- Instructions for the task: Copy out every line of the records where the string "JSON" occurs.

- Task input:
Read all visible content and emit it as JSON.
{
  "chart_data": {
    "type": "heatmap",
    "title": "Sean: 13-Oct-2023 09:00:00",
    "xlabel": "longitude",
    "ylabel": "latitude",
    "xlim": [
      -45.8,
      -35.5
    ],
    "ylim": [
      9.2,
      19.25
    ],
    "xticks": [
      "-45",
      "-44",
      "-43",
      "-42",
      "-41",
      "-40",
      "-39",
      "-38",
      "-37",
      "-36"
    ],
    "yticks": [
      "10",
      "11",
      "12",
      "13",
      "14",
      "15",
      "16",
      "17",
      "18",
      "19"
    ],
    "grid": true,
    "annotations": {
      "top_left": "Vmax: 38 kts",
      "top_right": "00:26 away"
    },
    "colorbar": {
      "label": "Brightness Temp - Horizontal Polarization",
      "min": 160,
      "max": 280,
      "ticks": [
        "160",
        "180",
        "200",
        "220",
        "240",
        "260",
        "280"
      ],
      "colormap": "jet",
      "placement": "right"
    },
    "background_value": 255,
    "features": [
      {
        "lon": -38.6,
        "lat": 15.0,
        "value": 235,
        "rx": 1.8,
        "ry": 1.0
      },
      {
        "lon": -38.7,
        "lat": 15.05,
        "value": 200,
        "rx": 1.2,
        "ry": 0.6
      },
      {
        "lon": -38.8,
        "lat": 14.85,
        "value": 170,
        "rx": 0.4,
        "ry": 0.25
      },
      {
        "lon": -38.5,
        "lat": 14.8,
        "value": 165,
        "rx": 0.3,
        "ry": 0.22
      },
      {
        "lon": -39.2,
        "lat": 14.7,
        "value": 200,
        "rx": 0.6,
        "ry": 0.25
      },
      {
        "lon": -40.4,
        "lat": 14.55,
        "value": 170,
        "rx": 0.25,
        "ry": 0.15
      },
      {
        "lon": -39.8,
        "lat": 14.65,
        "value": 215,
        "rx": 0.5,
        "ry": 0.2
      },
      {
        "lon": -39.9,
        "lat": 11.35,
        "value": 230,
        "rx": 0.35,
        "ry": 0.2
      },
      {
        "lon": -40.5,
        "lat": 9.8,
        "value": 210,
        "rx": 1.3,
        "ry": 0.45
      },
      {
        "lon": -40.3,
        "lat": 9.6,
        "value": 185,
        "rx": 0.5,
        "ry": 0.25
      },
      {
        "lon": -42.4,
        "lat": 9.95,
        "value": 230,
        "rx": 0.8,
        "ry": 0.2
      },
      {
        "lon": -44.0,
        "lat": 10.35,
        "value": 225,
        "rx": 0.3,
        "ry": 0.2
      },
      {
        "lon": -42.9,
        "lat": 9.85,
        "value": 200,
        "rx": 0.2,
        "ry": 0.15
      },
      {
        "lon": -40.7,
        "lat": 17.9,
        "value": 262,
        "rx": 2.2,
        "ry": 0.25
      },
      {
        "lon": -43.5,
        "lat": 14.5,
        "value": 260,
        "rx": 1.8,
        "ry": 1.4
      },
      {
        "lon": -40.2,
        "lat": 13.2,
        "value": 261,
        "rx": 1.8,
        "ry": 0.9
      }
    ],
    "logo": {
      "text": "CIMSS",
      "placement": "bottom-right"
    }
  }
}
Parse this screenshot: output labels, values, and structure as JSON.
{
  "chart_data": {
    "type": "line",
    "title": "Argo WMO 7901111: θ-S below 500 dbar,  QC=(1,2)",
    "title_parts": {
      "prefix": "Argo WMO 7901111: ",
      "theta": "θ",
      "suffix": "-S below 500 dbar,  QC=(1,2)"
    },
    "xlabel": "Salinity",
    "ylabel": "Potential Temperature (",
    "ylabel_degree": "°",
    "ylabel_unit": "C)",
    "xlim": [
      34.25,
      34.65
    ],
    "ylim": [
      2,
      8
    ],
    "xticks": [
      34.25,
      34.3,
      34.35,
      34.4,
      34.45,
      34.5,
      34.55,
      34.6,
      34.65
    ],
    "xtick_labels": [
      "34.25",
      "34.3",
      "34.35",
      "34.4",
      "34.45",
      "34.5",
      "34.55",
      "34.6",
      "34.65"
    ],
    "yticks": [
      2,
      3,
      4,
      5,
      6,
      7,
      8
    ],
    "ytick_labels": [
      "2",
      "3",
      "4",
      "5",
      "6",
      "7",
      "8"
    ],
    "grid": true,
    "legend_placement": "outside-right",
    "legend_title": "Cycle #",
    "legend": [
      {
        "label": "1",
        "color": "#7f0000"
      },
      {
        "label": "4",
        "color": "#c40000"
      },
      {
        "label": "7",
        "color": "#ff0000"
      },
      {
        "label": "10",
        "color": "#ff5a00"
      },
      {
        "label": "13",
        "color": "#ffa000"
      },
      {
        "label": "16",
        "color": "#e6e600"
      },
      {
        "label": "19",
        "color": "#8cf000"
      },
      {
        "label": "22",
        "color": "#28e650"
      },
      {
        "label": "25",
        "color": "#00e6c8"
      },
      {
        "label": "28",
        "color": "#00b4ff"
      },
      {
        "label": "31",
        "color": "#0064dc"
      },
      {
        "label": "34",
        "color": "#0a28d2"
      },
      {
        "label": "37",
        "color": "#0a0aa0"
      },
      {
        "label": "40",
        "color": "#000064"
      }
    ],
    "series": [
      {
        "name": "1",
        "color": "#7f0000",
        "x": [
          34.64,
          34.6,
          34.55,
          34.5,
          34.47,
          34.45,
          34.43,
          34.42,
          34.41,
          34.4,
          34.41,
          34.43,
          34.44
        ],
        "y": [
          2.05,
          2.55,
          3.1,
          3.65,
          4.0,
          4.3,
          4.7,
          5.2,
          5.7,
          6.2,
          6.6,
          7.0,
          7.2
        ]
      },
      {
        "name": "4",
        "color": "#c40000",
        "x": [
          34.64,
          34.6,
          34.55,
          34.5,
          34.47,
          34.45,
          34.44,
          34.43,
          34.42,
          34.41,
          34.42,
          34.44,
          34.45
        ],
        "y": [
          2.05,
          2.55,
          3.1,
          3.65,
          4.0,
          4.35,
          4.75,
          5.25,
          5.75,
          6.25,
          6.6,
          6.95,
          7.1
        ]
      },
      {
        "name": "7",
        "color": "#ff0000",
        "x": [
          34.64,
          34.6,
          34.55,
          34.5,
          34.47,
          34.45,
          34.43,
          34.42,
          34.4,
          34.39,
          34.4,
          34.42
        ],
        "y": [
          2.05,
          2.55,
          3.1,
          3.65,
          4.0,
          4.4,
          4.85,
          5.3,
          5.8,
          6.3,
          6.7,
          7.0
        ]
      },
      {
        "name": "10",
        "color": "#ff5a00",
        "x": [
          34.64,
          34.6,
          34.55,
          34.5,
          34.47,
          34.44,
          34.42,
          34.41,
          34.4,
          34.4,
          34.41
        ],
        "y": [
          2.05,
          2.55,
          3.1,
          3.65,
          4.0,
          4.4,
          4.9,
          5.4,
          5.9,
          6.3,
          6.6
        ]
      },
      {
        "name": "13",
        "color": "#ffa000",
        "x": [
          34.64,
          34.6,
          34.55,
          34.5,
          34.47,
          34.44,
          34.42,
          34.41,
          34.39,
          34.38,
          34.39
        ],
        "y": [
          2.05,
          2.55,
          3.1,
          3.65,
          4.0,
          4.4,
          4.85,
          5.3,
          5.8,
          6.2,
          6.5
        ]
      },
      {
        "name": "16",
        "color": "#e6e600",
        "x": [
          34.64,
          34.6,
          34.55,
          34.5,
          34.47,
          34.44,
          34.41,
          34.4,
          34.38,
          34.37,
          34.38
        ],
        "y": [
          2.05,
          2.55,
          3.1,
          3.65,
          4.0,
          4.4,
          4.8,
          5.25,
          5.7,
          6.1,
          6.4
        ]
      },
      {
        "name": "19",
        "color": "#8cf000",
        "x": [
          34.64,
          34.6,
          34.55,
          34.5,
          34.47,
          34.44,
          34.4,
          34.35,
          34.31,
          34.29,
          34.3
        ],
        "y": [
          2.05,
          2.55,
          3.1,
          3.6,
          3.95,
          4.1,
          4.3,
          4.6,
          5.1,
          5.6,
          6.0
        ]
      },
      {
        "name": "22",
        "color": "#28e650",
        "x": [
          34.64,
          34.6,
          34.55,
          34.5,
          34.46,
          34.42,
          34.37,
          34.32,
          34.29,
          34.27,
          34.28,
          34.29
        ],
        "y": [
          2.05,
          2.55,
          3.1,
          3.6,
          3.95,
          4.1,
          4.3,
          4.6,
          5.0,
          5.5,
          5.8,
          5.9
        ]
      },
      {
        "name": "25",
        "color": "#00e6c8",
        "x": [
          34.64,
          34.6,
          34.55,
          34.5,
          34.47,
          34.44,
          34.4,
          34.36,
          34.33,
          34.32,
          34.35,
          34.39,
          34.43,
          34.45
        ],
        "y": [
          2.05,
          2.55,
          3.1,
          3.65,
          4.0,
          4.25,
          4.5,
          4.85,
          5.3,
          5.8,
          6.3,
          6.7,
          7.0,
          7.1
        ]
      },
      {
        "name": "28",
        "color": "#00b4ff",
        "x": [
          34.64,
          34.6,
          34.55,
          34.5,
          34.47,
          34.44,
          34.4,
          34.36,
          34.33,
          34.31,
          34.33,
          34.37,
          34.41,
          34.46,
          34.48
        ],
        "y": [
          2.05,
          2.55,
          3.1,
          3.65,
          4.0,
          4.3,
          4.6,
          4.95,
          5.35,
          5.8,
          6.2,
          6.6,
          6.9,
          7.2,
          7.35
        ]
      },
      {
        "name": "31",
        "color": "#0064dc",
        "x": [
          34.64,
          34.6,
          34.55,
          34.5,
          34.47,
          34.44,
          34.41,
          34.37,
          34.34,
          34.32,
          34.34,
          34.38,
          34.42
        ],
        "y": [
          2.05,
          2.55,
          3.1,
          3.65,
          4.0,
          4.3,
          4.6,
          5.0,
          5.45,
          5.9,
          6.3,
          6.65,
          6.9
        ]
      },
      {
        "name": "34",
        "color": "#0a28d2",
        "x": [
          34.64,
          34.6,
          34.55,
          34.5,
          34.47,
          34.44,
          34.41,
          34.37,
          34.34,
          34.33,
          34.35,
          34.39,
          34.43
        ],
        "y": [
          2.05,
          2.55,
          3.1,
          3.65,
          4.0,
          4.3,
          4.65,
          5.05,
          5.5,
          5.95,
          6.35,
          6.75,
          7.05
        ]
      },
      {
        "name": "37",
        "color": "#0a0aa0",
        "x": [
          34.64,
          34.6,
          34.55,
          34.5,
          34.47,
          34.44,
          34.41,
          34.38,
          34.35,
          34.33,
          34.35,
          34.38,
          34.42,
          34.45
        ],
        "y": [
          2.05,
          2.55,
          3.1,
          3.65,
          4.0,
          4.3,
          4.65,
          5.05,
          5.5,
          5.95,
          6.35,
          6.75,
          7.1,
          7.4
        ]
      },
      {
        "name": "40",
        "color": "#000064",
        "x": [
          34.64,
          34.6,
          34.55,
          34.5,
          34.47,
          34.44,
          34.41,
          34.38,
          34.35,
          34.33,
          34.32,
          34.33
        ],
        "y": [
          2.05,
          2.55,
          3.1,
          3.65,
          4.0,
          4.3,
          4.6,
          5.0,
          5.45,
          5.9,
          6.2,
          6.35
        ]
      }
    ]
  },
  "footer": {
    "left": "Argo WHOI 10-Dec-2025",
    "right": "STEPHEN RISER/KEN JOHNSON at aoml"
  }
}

- Answer to the problem:
Read all visible content and emit it as JSON.
Parse this screenshot: output labels, values, and structure as JSON.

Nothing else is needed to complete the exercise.